(begin)

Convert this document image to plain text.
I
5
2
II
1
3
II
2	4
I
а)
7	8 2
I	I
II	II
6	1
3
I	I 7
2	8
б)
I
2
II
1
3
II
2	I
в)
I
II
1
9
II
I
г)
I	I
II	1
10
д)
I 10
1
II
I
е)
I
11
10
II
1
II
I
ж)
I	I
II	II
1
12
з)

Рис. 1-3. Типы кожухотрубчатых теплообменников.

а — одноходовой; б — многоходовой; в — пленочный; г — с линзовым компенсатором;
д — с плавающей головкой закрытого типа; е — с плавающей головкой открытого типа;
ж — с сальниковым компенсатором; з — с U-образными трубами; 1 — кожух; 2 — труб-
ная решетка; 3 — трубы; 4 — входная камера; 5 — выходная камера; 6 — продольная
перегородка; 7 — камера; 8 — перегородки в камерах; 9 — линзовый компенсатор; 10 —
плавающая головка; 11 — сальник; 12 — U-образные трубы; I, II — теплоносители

(end)

Write out the full set of records exactly as given.

### EXERCISE OUTPUT
Convert this document image to plain text.
I
5
2
II
1
3
II
2	4
I
а)
7	8 2
I	I
II	II
6	1
3
I	I 7
2	8
б)
I
2
II
1
3
II
2	I
в)
I
II
1
9
II
I
г)
I	I
II	1
10
д)
I 10
1
II
I
е)
I
11
10
II
1
II
I
ж)
I	I
II	II
1
12
з)

Рис. 1-3. Типы кожухотрубчатых теплообменников.

а — одноходовой; б — многоходовой; в — пленочный; г — с линзовым компенсатором;
д — с плавающей головкой закрытого типа; е — с плавающей головкой открытого типа;
ж — с сальниковым компенсатором; з — с U-образными трубами; 1 — кожух; 2 — труб-
ная решетка; 3 — трубы; 4 — входная камера; 5 — выходная камера; 6 — продольная
перегородка; 7 — камера; 8 — перегородки в камерах; 9 — линзовый компенсатор; 10 —
плавающая головка; 11 — сальник; 12 — U-образные трубы; I, II — теплоносители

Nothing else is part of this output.